**Written exercise**.
Using the listing below, copy every line that mentions "author".

** Begin **

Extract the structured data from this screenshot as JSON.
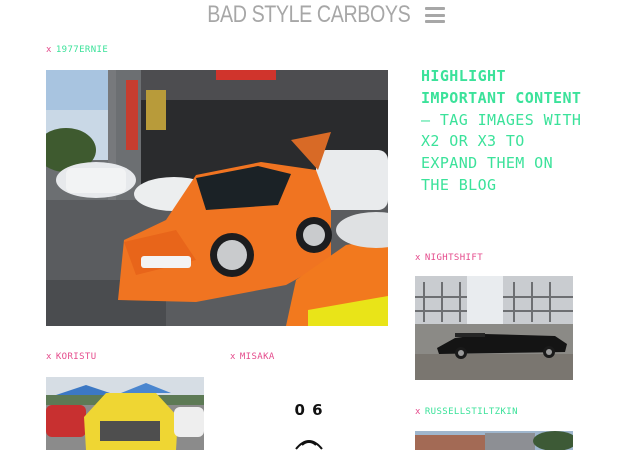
{
  "header": {
    "title": "BAD STYLE CARBOYS",
    "menu_icon": "hamburger-menu-icon"
  },
  "colors": {
    "accent_green": "#3be29a",
    "accent_pink": "#e54b8c",
    "title_gray": "#a7a7a7"
  },
  "posts": [
    {
      "marker": "x",
      "author": "1977ERNIE"
    },
    {
      "marker": "x",
      "author": "KORISTU"
    },
    {
      "marker": "x",
      "author": "MISAKA"
    },
    {
      "marker": "x",
      "author": "NIGHTSHIFT"
    },
    {
      "marker": "x",
      "author": "RUSSELLSTILTZKIN"
    }
  ],
  "highlight": {
    "bold": "HIGHLIGHT IMPORTANT CONTENT",
    "rest": " — TAG IMAGES WITH X2 OR X3 TO EXPAND THEM ON THE BLOG"
  },
  "illustration": {
    "text": "0 6"
  }
}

** End **

**The response**.
      "author": "1977ERNIE"
      "author": "KORISTU"
      "author": "MISAKA"
      "author": "NIGHTSHIFT"
      "author": "RUSSELLSTILTZKIN"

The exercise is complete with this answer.